Exercise details
Restate all of the entries exactly, dropping any pictures they hold.

[BEGIN Recorded information]

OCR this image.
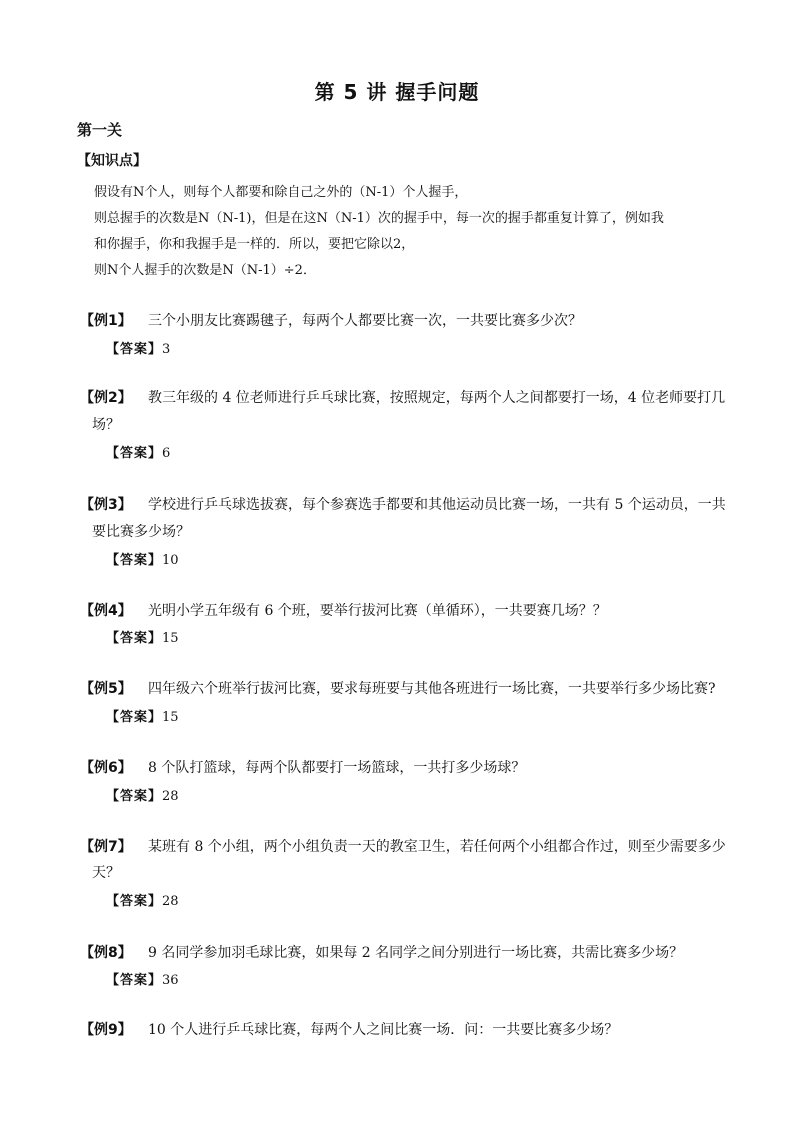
第 5 讲 握手问题
第一关
【知识点】
假设有N个人，则每个人都要和除自己之外的（N-1）个人握手，
则总握手的次数是N（N-1)，但是在这N（N-1）次的握手中，每一次的握手都重复计算了，例如我
和你握手，你和我握手是一样的．所以，要把它除以2，
则N个人握手的次数是N（N-1）÷2．
【例1】 三个小朋友比赛踢毽子，每两个人都要比赛一次，一共要比赛多少次？
【答案】3
【例2】 教三年级的 4 位老师进行乒乓球比赛，按照规定，每两个人之间都要打一场，4 位老师要打几
场？
【答案】6
【例3】 学校进行乒乓球选拔赛，每个参赛选手都要和其他运动员比赛一场，一共有 5 个运动员，一共
要比赛多少场？
【答案】10
【例4】 光明小学五年级有 6 个班，要举行拔河比赛（单循环），一共要赛几场？？
【答案】15
【例5】 四年级六个班举行拔河比赛，要求每班要与其他各班进行一场比赛，一共要举行多少场比赛?
【答案】15
【例6】 8 个队打篮球，每两个队都要打一场篮球，一共打多少场球？
【答案】28
【例7】 某班有 8 个小组，两个小组负责一天的教室卫生，若任何两个小组都合作过，则至少需要多少
天？
【答案】28
【例8】 9 名同学参加羽毛球比赛，如果每 2 名同学之间分别进行一场比赛，共需比赛多少场？
【答案】36
【例9】 10 个人进行乒乓球比赛，每两个人之间比赛一场．问：一共要比赛多少场？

[END Recorded information]

Written response
OCR this image.
第 5 讲 握手问题
第一关
【知识点】
假设有N个人，则每个人都要和除自己之外的（N-1）个人握手，
则总握手的次数是N（N-1)，但是在这N（N-1）次的握手中，每一次的握手都重复计算了，例如我
和你握手，你和我握手是一样的．所以，要把它除以2，
则N个人握手的次数是N（N-1）÷2．
【例1】 三个小朋友比赛踢毽子，每两个人都要比赛一次，一共要比赛多少次？
【答案】3
【例2】 教三年级的 4 位老师进行乒乓球比赛，按照规定，每两个人之间都要打一场，4 位老师要打几
场？
【答案】6
【例3】 学校进行乒乓球选拔赛，每个参赛选手都要和其他运动员比赛一场，一共有 5 个运动员，一共
要比赛多少场？
【答案】10
【例4】 光明小学五年级有 6 个班，要举行拔河比赛（单循环），一共要赛几场？？
【答案】15
【例5】 四年级六个班举行拔河比赛，要求每班要与其他各班进行一场比赛，一共要举行多少场比赛?
【答案】15
【例6】 8 个队打篮球，每两个队都要打一场篮球，一共打多少场球？
【答案】28
【例7】 某班有 8 个小组，两个小组负责一天的教室卫生，若任何两个小组都合作过，则至少需要多少
天？
【答案】28
【例8】 9 名同学参加羽毛球比赛，如果每 2 名同学之间分别进行一场比赛，共需比赛多少场？
【答案】36
【例9】 10 个人进行乒乓球比赛，每两个人之间比赛一场．问：一共要比赛多少场？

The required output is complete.